**THE REQUEST:** Each entry below is to be printed verbatim.

***** RECORDS TO USE

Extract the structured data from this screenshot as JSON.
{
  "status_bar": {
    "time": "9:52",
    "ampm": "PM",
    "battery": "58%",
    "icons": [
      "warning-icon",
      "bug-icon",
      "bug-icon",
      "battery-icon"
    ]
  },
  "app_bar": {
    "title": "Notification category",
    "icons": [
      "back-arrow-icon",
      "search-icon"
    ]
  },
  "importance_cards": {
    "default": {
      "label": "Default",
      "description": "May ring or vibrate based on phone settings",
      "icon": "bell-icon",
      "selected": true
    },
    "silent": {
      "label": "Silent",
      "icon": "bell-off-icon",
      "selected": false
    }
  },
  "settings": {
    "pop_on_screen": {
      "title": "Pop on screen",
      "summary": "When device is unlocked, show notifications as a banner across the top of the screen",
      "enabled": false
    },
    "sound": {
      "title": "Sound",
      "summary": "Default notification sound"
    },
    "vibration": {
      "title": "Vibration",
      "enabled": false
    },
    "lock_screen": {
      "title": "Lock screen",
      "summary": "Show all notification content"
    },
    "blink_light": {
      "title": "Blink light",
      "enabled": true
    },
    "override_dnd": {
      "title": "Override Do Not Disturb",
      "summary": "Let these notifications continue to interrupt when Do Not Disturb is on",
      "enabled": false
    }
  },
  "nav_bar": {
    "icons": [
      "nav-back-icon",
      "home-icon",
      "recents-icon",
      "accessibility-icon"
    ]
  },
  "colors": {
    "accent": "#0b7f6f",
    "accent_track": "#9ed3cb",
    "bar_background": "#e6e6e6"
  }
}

**********

**ANSWER TO THIS EXERCISE:**
Extract the structured data from this screenshot as JSON.
{
  "status_bar": {
    "time": "9:52",
    "ampm": "PM",
    "battery": "58%",
    "icons": [
      "warning-icon",
      "bug-icon",
      "bug-icon",
      "battery-icon"
    ]
  },
  "app_bar": {
    "title": "Notification category",
    "icons": [
      "back-arrow-icon",
      "search-icon"
    ]
  },
  "importance_cards": {
    "default": {
      "label": "Default",
      "description": "May ring or vibrate based on phone settings",
      "icon": "bell-icon",
      "selected": true
    },
    "silent": {
      "label": "Silent",
      "icon": "bell-off-icon",
      "selected": false
    }
  },
  "settings": {
    "pop_on_screen": {
      "title": "Pop on screen",
      "summary": "When device is unlocked, show notifications as a banner across the top of the screen",
      "enabled": false
    },
    "sound": {
      "title": "Sound",
      "summary": "Default notification sound"
    },
    "vibration": {
      "title": "Vibration",
      "enabled": false
    },
    "lock_screen": {
      "title": "Lock screen",
      "summary": "Show all notification content"
    },
    "blink_light": {
      "title": "Blink light",
      "enabled": true
    },
    "override_dnd": {
      "title": "Override Do Not Disturb",
      "summary": "Let these notifications continue to interrupt when Do Not Disturb is on",
      "enabled": false
    }
  },
  "nav_bar": {
    "icons": [
      "nav-back-icon",
      "home-icon",
      "recents-icon",
      "accessibility-icon"
    ]
  },
  "colors": {
    "accent": "#0b7f6f",
    "accent_track": "#9ed3cb",
    "bar_background": "#e6e6e6"
  }
}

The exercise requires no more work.